Stated problem → Answer with a number only: how many lines of the data contain "source"?
Start of Data excerpts
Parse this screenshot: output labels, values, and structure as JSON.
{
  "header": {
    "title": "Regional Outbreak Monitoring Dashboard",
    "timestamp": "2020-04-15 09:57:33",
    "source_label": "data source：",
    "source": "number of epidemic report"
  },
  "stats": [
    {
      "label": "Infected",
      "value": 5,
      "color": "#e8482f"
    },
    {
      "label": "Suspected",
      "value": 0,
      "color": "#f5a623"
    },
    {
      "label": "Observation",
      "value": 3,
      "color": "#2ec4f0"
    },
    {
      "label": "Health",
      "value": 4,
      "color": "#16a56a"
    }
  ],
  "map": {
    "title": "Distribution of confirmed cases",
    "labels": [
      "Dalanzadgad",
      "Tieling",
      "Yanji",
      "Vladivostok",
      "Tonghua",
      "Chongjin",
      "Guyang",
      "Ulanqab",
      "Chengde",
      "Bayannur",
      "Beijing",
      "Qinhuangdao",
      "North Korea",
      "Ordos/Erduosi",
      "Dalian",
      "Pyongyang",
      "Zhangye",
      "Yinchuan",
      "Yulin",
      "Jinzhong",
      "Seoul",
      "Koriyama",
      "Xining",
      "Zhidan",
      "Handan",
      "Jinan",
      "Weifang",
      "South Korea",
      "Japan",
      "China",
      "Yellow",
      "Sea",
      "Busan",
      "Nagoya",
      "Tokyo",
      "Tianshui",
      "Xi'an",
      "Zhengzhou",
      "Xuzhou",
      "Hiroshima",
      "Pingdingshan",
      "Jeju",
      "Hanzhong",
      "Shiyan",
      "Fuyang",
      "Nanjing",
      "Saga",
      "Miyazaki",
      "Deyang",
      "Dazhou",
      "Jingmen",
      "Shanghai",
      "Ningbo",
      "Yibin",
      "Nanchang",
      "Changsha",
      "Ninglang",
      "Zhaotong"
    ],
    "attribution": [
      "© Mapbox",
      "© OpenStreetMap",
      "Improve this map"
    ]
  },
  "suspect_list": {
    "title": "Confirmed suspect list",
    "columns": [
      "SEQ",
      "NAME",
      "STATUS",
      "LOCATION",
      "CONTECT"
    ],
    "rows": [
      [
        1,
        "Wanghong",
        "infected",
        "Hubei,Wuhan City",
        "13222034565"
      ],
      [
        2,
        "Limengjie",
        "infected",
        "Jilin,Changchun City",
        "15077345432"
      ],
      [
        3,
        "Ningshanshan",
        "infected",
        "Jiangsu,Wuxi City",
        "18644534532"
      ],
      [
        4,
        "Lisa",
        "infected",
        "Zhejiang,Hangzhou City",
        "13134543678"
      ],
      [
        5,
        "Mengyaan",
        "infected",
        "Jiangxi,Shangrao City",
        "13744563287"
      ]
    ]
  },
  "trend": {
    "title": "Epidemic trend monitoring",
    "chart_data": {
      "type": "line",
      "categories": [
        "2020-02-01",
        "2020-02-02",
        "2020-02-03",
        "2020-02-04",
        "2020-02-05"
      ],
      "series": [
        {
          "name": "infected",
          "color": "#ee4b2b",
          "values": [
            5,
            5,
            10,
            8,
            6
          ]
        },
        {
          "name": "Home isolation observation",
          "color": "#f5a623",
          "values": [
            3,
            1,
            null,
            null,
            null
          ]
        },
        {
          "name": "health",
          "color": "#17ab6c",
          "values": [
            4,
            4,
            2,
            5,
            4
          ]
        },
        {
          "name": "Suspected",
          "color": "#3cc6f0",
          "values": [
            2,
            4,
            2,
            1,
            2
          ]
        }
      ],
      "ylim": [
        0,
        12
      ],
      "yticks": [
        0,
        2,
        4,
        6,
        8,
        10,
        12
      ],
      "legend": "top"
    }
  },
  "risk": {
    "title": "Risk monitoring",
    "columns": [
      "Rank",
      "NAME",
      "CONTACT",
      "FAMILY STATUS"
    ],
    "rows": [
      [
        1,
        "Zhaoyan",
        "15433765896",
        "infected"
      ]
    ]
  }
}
End of Data excerpts
Answer to this exercise → 2